**WHAT IS NEEDED**
Return only the number of lines in the entries below that hold the word "image".

[A block of data]

= = = = =

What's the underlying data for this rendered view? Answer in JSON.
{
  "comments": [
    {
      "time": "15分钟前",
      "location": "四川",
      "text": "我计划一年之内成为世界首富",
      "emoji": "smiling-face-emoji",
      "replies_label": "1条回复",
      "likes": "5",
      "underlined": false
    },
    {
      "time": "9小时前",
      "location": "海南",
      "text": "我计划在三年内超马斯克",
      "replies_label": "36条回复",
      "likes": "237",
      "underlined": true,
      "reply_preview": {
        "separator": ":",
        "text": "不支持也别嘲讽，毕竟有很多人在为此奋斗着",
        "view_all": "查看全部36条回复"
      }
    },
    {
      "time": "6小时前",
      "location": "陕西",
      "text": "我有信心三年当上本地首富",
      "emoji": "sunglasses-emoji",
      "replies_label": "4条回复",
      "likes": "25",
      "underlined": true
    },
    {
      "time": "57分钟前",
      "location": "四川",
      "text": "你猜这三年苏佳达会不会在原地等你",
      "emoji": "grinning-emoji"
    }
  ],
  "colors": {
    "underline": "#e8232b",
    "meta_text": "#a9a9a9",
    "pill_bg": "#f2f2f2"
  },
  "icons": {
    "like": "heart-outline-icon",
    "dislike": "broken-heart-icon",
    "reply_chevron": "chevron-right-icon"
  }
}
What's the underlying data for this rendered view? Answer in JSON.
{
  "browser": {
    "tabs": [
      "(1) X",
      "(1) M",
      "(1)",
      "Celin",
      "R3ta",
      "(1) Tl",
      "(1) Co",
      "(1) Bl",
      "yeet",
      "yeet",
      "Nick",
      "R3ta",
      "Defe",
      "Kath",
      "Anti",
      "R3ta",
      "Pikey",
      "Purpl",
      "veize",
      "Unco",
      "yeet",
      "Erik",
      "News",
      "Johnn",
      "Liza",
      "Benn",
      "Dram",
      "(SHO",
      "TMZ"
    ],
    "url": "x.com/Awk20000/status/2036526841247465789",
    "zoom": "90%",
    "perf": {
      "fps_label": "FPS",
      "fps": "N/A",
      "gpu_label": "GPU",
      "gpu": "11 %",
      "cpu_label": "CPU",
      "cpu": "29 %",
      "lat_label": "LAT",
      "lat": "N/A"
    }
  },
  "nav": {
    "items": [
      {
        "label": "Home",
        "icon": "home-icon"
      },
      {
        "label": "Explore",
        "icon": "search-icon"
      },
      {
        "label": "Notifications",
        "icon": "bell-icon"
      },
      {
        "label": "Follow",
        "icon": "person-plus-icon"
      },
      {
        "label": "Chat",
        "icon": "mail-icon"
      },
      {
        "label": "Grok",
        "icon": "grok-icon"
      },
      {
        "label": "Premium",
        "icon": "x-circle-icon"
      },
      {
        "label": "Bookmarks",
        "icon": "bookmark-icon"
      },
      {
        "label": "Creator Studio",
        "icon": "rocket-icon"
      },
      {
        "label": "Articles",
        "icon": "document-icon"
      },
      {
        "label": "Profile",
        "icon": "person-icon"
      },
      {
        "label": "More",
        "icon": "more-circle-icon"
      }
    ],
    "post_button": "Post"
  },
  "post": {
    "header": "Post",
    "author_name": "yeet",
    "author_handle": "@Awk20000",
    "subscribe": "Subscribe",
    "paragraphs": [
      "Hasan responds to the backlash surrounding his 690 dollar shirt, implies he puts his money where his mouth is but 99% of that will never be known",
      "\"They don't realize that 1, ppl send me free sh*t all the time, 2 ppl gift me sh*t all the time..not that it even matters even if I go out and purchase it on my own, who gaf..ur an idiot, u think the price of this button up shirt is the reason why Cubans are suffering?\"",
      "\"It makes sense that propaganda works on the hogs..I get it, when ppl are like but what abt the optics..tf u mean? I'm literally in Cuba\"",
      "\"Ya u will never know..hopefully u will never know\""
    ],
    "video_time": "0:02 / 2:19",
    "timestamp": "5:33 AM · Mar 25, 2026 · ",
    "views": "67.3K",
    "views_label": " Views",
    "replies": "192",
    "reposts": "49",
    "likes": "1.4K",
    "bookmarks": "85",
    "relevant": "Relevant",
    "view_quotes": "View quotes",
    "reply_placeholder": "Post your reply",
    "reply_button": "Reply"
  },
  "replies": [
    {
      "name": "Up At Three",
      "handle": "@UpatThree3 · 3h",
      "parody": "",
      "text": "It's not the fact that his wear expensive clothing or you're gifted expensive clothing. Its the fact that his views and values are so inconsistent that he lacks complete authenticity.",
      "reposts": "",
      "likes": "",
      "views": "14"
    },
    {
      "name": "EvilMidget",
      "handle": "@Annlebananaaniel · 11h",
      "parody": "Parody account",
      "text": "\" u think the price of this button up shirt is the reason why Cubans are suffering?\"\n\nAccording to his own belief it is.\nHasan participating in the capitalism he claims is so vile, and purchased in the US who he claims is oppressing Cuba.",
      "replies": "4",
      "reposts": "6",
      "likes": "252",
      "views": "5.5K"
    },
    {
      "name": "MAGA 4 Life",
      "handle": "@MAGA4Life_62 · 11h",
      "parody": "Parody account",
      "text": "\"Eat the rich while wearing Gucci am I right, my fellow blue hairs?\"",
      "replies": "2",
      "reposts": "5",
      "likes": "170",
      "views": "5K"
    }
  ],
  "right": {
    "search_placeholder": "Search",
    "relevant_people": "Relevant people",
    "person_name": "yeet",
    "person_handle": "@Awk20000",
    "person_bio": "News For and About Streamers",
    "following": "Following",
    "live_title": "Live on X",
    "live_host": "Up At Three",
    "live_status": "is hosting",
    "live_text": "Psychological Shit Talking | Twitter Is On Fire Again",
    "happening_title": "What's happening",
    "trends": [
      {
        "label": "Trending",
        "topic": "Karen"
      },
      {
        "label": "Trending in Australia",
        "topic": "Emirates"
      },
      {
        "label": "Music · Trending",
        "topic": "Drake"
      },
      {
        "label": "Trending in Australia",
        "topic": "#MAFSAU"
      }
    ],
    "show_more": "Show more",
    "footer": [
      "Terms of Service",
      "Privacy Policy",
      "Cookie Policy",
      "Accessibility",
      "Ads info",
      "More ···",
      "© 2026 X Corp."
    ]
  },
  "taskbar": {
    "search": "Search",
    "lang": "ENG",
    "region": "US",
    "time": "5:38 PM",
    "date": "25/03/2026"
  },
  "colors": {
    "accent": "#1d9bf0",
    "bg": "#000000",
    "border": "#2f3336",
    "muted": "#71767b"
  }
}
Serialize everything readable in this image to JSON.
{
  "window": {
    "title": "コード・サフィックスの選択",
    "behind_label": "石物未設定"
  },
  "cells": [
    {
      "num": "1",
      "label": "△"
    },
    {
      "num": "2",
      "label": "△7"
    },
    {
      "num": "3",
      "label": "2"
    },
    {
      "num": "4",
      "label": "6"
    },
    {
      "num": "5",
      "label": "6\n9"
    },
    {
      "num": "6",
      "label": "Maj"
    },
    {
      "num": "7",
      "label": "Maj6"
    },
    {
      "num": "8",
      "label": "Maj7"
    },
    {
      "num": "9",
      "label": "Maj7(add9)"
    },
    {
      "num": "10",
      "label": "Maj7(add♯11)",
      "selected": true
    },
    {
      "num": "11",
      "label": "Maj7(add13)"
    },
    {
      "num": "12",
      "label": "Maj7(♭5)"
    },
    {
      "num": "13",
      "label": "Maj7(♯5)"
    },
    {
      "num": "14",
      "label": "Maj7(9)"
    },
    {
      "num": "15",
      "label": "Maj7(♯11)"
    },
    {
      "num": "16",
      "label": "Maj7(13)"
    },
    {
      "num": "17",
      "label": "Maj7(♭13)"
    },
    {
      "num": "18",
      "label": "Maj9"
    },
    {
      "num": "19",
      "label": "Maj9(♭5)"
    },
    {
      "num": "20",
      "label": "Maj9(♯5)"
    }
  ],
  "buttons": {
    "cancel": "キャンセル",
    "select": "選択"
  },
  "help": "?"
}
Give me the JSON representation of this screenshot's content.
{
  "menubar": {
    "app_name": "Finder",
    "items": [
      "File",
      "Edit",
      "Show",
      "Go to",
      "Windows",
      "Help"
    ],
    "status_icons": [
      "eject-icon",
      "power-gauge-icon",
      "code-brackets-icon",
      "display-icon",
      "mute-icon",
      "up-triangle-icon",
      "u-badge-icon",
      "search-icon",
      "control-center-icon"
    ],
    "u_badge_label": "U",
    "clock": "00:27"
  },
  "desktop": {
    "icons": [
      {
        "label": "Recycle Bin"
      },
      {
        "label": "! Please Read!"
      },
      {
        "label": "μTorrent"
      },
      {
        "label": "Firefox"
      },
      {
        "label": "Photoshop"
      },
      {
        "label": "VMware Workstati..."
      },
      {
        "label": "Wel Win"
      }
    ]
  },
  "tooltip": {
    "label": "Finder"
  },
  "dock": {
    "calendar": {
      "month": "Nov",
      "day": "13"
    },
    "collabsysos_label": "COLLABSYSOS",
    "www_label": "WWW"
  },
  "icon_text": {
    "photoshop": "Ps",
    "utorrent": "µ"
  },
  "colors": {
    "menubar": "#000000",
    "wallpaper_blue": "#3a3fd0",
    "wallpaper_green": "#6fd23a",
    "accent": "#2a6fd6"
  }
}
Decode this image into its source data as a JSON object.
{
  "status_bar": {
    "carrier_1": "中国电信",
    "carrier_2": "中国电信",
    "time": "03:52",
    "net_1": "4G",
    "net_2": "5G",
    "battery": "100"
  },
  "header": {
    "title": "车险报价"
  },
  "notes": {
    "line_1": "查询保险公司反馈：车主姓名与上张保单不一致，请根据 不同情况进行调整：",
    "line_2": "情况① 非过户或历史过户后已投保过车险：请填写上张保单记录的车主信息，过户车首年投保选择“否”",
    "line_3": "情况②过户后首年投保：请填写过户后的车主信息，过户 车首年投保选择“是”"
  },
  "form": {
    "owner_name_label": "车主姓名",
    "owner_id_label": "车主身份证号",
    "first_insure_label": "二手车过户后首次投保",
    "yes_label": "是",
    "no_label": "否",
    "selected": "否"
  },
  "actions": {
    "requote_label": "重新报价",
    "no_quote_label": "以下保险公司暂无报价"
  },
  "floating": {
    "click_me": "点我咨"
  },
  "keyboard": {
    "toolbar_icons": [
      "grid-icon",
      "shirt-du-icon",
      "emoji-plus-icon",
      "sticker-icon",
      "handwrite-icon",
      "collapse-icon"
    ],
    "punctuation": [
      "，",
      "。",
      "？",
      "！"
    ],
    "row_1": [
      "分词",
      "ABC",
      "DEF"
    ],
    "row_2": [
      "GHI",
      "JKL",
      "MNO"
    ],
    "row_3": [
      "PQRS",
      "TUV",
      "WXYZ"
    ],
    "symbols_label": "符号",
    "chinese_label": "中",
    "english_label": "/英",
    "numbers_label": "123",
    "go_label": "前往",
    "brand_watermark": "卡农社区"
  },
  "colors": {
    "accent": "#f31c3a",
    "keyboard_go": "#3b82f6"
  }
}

= = = = =

**RESULT**
2